====== EXERCISE MATERIALS

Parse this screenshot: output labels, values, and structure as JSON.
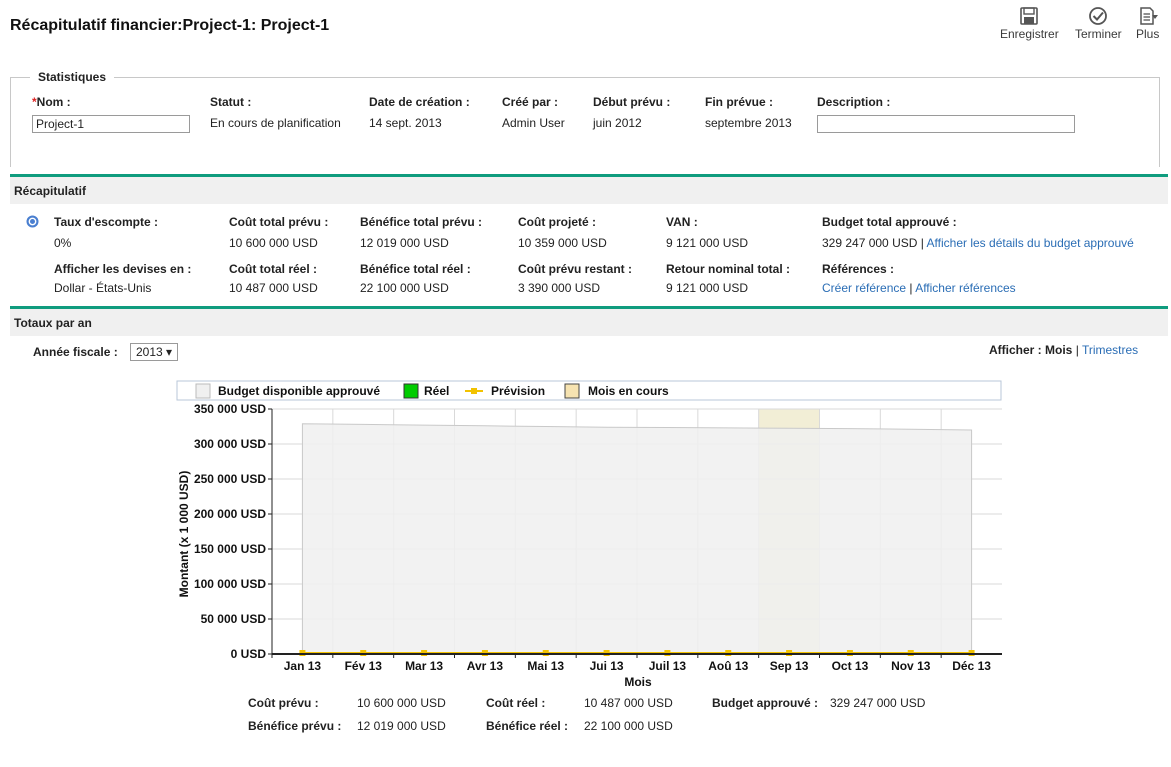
{
  "header": {
    "title": "Récapitulatif financier:Project-1: Project-1",
    "actions": [
      {
        "label": "Enregistrer",
        "icon": "save-icon"
      },
      {
        "label": "Terminer",
        "icon": "check-circle-icon"
      },
      {
        "label": "Plus",
        "icon": "more-menu-icon"
      }
    ]
  },
  "statistics": {
    "legend": "Statistiques",
    "name_label": "Nom :",
    "name_required": "*",
    "name_value": "Project-1",
    "status_label": "Statut :",
    "status_value": "En cours de planification",
    "created_label": "Date de création :",
    "created_value": "14 sept. 2013",
    "created_by_label": "Créé par :",
    "created_by_value": "Admin User",
    "planned_start_label": "Début prévu :",
    "planned_start_value": "juin 2012",
    "planned_end_label": "Fin prévue :",
    "planned_end_value": "septembre 2013",
    "description_label": "Description :",
    "description_value": ""
  },
  "summary": {
    "title": "Récapitulatif",
    "discount_label": "Taux d'escompte :",
    "discount_value": "0%",
    "currency_label": "Afficher les devises en :",
    "currency_value": "Dollar - États-Unis",
    "planned_cost_label": "Coût total prévu :",
    "planned_cost_value": "10 600 000 USD",
    "actual_cost_label": "Coût total réel :",
    "actual_cost_value": "10 487 000 USD",
    "planned_benefit_label": "Bénéfice total prévu :",
    "planned_benefit_value": "12 019 000 USD",
    "actual_benefit_label": "Bénéfice total réel :",
    "actual_benefit_value": "22 100 000 USD",
    "projected_cost_label": "Coût projeté :",
    "projected_cost_value": "10 359 000 USD",
    "remaining_cost_label": "Coût prévu restant :",
    "remaining_cost_value": "3 390 000 USD",
    "npv_label": "VAN :",
    "npv_value": "9 121 000 USD",
    "nominal_return_label": "Retour nominal total :",
    "nominal_return_value": "9 121 000 USD",
    "budget_label": "Budget total approuvé :",
    "budget_value": "329 247 000 USD",
    "budget_sep": "|",
    "budget_link": "Afficher les détails du budget approuvé",
    "references_label": "Références :",
    "create_ref_link": "Créer référence",
    "ref_sep": "|",
    "view_refs_link": "Afficher références"
  },
  "yearly": {
    "title": "Totaux par an",
    "fiscal_year_label": "Année fiscale :",
    "fiscal_year_value": "2013 ▾",
    "view_label": "Afficher :",
    "view_months": "Mois",
    "view_sep": "|",
    "view_quarters": "Trimestres"
  },
  "chart_data": {
    "type": "area",
    "categories": [
      "Jan 13",
      "Fév 13",
      "Mar 13",
      "Avr 13",
      "Mai 13",
      "Jui 13",
      "Juil 13",
      "Aoû 13",
      "Sep 13",
      "Oct 13",
      "Nov 13",
      "Déc 13"
    ],
    "series": [
      {
        "name": "Budget disponible approuvé",
        "type": "area",
        "values": [
          329000,
          328000,
          327000,
          326000,
          325000,
          324000,
          323500,
          323000,
          322500,
          322000,
          321000,
          320000
        ],
        "color": "#f0f0f0"
      },
      {
        "name": "Réel",
        "type": "bar",
        "values": [
          0,
          0,
          0,
          0,
          0,
          0,
          0,
          0,
          0,
          0,
          0,
          0
        ],
        "color": "#00cc00"
      },
      {
        "name": "Prévision",
        "type": "line",
        "values": [
          0,
          0,
          0,
          0,
          0,
          0,
          0,
          0,
          0,
          0,
          0,
          0
        ],
        "color": "#f2c200"
      },
      {
        "name": "Mois en cours",
        "type": "highlight",
        "category": "Sep 13",
        "color": "#f2eed6"
      }
    ],
    "y_ticks": [
      "0 USD",
      "50 000 USD",
      "100 000 USD",
      "150 000 USD",
      "200 000 USD",
      "250 000 USD",
      "300 000 USD",
      "350 000 USD"
    ],
    "ylim": [
      0,
      350000
    ],
    "xlabel": "Mois",
    "ylabel": "Montant (x 1 000 USD)",
    "grid": true,
    "legend": "top"
  },
  "totals": {
    "planned_cost_label": "Coût prévu :",
    "planned_cost_value": "10 600 000 USD",
    "actual_cost_label": "Coût réel :",
    "actual_cost_value": "10 487 000 USD",
    "approved_budget_label": "Budget approuvé :",
    "approved_budget_value": "329 247 000 USD",
    "planned_benefit_label": "Bénéfice prévu :",
    "planned_benefit_value": "12 019 000 USD",
    "actual_benefit_label": "Bénéfice réel :",
    "actual_benefit_value": "22 100 000 USD"
  },
  "colors": {
    "accent": "#0f9c7e",
    "link": "#2a6db5",
    "required": "#dd2222"
  }
}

============

▶ _GIVEN PROBLEM_: Go through the material and select each line with the string "Bénéfice" in it.

▶ _EXPECTED ANSWER_:
    "planned_benefit_label": "Bénéfice total prévu :",
    "actual_benefit_label": "Bénéfice total réel :",
    "planned_benefit_label": "Bénéfice prévu :",
    "actual_benefit_label": "Bénéfice réel :",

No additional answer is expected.